» Instruction:
Collect each line containing "China".

» Data for this exercise:
----------

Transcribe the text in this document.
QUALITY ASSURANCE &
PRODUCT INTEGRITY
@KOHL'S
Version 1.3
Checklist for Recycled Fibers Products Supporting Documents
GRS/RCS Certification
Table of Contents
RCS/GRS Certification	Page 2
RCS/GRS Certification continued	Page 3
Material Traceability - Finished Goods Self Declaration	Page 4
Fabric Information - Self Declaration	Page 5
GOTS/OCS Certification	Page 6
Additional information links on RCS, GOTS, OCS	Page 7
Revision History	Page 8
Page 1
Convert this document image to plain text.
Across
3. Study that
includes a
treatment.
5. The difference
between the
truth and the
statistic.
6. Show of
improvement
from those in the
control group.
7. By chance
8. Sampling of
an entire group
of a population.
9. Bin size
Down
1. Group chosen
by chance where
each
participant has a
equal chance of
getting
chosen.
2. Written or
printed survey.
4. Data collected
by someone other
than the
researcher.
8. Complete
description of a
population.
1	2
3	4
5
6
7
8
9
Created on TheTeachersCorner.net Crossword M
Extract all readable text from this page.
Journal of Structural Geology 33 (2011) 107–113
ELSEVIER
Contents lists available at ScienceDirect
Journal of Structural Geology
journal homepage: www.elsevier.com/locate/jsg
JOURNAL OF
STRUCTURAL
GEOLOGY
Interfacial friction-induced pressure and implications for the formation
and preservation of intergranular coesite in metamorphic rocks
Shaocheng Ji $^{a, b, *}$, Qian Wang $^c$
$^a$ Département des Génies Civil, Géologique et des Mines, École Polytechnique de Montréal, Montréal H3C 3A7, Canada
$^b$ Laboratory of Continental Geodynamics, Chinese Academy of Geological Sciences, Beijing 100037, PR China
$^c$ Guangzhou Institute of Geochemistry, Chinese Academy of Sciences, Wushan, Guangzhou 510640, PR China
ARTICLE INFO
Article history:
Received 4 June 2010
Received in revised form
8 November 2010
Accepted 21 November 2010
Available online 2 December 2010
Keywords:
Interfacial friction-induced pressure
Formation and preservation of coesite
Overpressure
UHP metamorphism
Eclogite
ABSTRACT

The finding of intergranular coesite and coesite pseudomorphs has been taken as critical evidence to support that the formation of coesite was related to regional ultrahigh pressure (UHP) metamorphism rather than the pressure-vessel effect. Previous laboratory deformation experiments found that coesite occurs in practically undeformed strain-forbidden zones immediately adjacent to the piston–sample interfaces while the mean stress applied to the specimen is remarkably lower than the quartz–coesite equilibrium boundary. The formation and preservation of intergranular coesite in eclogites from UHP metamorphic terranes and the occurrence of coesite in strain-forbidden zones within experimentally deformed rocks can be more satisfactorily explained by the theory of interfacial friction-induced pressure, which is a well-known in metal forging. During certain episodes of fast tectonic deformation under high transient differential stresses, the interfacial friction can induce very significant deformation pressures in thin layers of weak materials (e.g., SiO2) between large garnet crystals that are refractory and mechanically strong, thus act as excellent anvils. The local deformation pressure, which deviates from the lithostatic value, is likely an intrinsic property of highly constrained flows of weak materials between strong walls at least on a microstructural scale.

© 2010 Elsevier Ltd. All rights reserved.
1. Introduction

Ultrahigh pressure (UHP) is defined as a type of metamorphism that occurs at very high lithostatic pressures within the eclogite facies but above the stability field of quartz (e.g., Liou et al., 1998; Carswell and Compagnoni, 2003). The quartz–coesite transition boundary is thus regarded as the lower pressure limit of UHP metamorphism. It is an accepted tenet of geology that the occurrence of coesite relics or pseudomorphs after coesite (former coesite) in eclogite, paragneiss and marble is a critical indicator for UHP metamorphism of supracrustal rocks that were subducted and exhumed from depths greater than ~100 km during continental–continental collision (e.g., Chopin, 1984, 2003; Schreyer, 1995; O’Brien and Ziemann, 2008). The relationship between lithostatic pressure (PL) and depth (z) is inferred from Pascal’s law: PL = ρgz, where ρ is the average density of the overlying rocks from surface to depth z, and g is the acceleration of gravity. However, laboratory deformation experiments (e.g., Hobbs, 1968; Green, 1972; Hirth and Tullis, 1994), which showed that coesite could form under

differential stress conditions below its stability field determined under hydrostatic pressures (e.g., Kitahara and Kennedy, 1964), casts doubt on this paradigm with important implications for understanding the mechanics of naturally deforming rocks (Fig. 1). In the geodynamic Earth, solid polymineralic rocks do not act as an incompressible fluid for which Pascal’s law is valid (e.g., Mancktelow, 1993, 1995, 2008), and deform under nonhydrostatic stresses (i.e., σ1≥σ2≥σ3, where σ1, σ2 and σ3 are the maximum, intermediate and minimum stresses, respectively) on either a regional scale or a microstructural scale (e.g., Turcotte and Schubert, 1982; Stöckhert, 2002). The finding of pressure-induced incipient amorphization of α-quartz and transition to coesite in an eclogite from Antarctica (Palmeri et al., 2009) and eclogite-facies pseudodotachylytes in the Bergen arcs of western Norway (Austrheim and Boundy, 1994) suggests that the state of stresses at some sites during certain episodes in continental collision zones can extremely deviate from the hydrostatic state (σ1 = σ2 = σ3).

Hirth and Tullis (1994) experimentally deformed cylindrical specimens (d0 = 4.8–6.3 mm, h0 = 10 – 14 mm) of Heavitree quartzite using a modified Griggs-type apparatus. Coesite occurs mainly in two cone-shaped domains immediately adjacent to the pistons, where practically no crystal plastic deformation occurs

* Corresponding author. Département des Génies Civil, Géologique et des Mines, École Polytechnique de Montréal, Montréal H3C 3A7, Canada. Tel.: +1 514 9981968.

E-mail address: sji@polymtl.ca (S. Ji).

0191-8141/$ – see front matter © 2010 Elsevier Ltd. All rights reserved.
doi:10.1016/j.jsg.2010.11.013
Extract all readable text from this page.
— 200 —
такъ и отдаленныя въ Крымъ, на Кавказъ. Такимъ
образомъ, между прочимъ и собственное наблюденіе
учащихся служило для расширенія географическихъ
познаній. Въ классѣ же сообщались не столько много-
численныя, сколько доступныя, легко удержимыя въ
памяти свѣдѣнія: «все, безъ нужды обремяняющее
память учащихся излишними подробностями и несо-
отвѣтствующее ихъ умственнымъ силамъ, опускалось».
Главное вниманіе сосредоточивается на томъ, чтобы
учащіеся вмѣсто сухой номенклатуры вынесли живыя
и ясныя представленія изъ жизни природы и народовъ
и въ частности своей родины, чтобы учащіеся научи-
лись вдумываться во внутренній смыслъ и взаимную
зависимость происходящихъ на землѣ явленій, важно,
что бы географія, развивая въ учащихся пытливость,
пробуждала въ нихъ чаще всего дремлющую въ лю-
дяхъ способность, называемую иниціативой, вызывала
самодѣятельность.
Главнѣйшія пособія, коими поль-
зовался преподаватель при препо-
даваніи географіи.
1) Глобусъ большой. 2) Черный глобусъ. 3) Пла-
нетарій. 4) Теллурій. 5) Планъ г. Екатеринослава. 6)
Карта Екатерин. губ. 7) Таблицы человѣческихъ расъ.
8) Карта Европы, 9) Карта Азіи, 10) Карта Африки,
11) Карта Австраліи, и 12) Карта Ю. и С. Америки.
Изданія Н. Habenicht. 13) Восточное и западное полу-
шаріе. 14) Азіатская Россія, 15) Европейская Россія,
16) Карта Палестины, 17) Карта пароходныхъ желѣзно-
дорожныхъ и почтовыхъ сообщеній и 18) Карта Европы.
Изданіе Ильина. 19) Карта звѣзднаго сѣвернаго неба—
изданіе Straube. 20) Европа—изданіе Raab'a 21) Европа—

----------

» Reply to the task:
$^b$ Laboratory of Continental Geodynamics, Chinese Academy of Geological Sciences, Beijing 100037, PR China
$^c$ Guangzhou Institute of Geochemistry, Chinese Academy of Sciences, Wushan, Guangzhou 510640, PR China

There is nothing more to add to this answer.